▶ _Problem details_
Keep only the lines that hold the string "товара", filtering out the rest of the entries below.

▶ _Record excerpts_

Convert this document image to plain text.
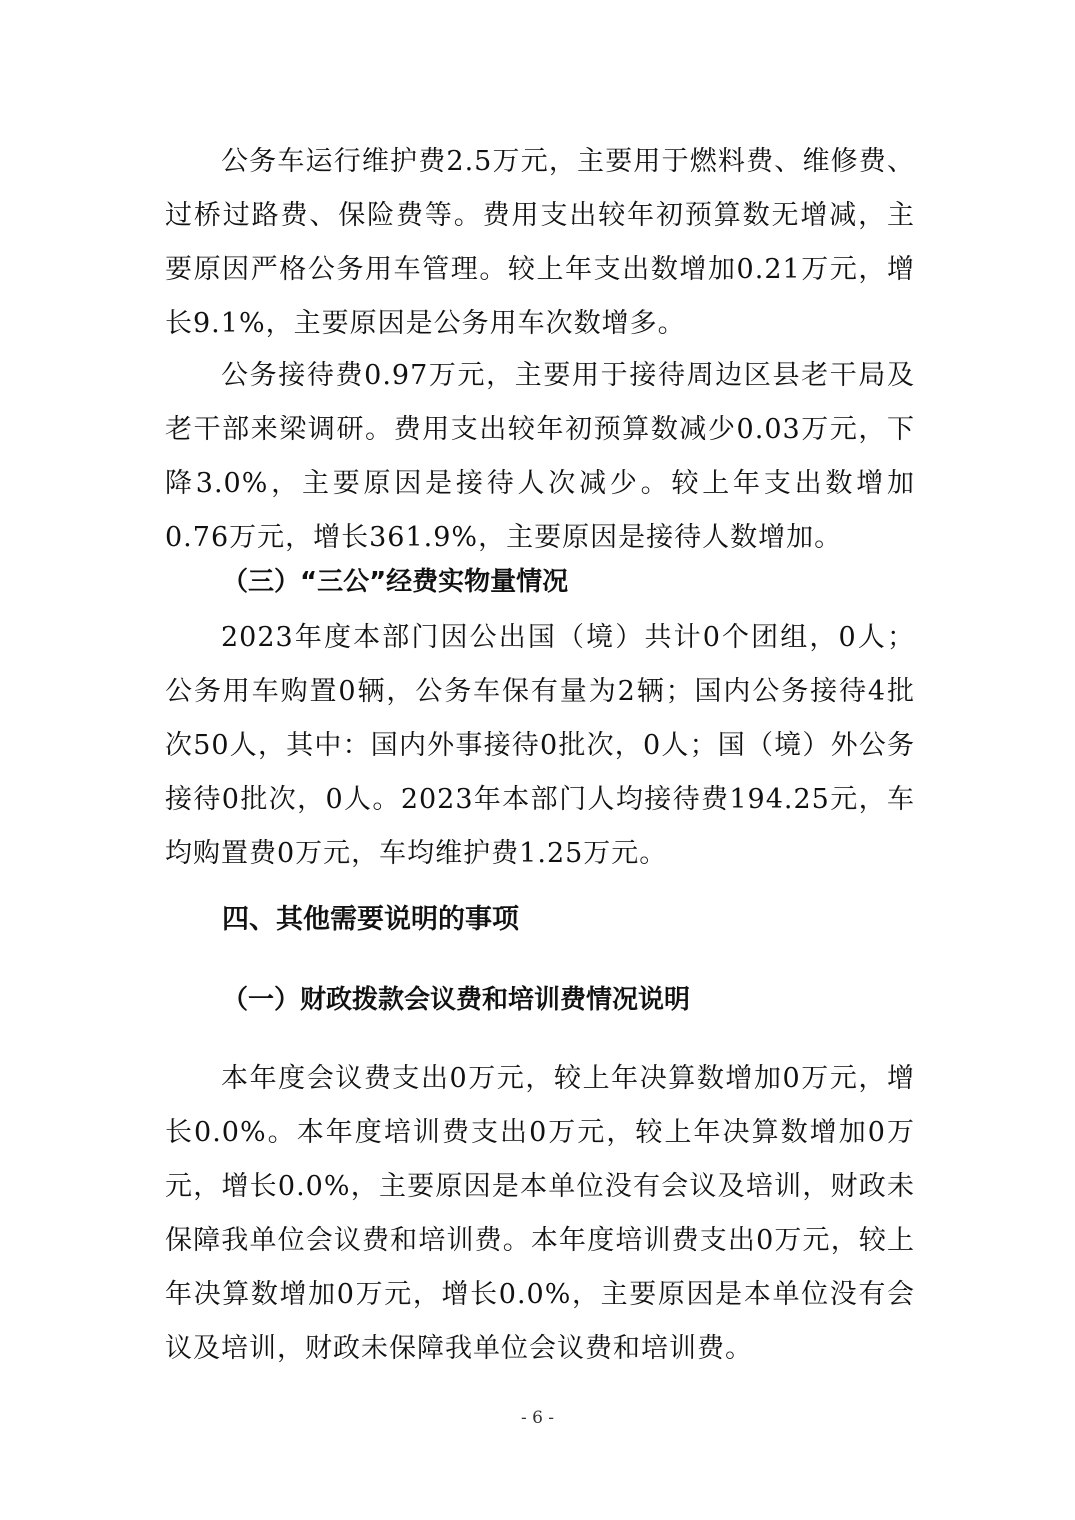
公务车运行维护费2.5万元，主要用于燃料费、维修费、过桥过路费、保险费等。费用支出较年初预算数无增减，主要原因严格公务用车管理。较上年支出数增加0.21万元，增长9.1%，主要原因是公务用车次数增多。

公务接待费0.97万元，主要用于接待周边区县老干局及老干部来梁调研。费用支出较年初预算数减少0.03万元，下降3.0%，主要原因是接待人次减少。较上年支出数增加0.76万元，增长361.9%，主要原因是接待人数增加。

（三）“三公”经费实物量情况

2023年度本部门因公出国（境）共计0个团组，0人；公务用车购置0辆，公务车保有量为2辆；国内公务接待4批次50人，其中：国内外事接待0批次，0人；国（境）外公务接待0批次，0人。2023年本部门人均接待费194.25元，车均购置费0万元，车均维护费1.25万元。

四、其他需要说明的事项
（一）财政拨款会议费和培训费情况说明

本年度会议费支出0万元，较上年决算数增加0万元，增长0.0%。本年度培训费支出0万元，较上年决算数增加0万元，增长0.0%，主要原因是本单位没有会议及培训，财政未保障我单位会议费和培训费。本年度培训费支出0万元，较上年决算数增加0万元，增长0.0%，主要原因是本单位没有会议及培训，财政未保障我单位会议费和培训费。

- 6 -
--
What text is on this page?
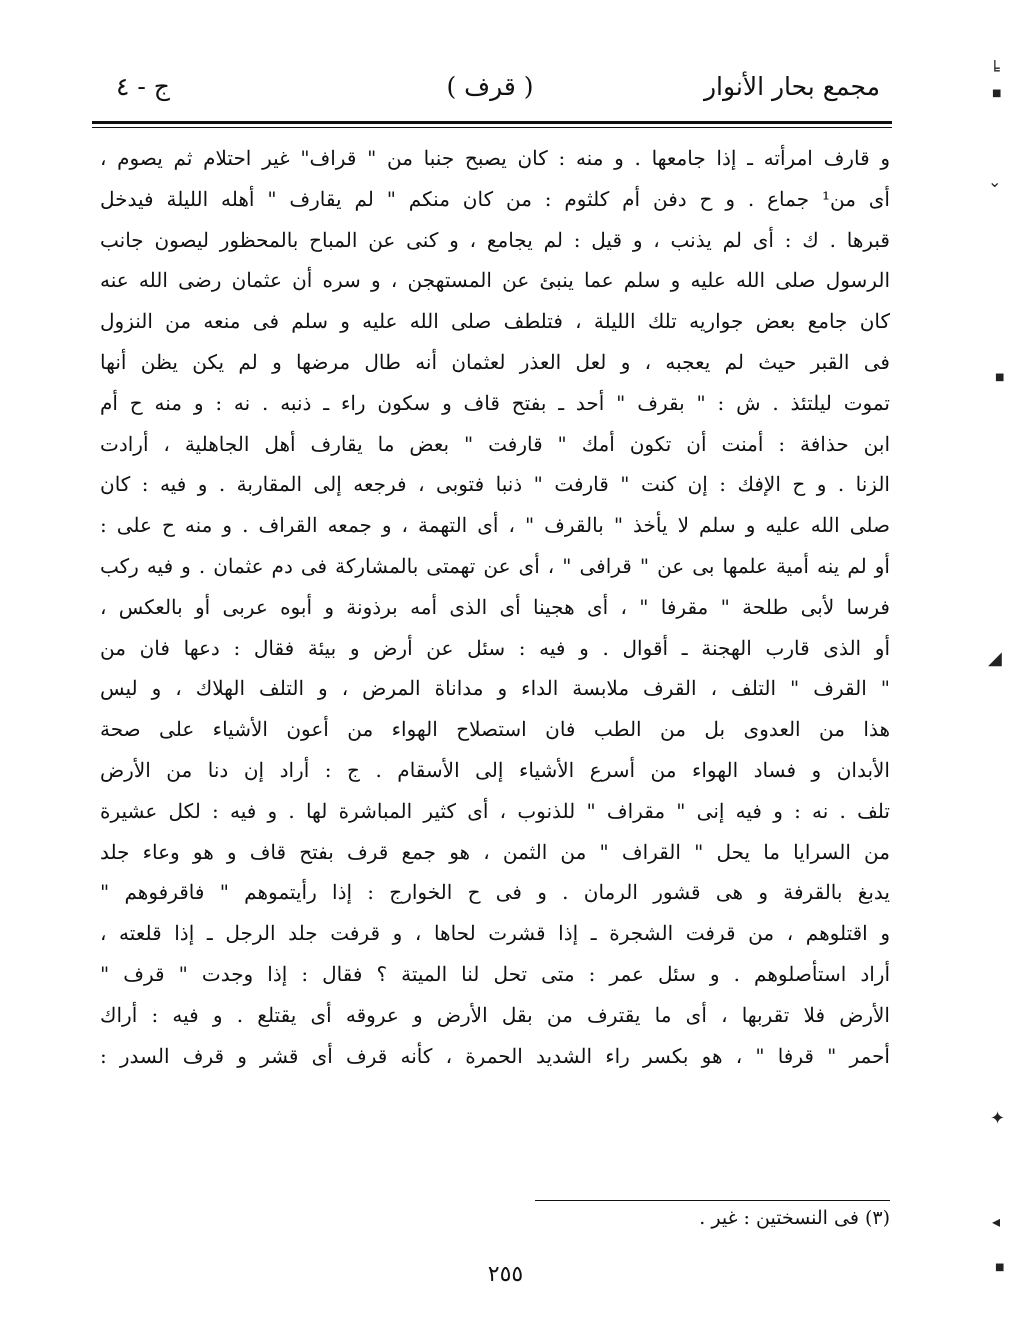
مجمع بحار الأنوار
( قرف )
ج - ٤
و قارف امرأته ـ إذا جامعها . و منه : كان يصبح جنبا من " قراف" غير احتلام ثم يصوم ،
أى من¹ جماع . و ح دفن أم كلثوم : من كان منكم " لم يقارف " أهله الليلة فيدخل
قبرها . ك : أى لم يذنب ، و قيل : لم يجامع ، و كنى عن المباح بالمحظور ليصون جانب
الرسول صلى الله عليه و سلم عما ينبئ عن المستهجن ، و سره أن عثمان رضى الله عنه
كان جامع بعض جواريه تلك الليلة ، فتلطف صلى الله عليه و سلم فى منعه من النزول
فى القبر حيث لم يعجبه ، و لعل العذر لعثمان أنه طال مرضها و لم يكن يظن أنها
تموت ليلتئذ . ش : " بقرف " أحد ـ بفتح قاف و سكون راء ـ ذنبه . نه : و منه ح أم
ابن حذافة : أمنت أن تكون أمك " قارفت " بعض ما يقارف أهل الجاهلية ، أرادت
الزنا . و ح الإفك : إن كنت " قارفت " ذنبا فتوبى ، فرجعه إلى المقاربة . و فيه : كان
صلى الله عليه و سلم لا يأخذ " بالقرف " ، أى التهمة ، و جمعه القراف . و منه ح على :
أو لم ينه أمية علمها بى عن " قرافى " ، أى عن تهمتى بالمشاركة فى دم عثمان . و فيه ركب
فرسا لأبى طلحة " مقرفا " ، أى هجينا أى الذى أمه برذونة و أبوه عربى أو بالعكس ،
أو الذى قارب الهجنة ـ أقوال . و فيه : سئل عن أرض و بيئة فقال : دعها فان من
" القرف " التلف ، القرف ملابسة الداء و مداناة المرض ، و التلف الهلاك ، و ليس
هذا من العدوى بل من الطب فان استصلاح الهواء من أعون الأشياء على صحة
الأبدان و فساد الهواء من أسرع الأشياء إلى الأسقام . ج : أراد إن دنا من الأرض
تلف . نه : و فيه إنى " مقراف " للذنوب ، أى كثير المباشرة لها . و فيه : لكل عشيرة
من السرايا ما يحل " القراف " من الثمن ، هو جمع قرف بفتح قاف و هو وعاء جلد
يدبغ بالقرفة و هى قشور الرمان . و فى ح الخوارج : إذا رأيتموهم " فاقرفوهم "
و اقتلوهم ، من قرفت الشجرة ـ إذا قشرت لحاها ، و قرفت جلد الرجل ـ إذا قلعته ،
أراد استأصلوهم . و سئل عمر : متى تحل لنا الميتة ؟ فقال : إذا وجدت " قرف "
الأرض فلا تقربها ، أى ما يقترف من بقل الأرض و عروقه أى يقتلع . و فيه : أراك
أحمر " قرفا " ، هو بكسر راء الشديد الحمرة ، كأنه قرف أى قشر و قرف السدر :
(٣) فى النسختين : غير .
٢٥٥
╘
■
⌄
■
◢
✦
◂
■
---
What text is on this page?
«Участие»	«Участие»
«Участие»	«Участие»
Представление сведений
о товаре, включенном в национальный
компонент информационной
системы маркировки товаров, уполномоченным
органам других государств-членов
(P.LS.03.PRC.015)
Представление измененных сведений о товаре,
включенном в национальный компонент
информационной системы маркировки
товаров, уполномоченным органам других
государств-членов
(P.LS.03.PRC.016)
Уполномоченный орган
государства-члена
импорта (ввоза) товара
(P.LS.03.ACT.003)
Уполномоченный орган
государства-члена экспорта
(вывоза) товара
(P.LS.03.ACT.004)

▶ _Exercise result_
импорта (ввоза) товара
(вывоза) товара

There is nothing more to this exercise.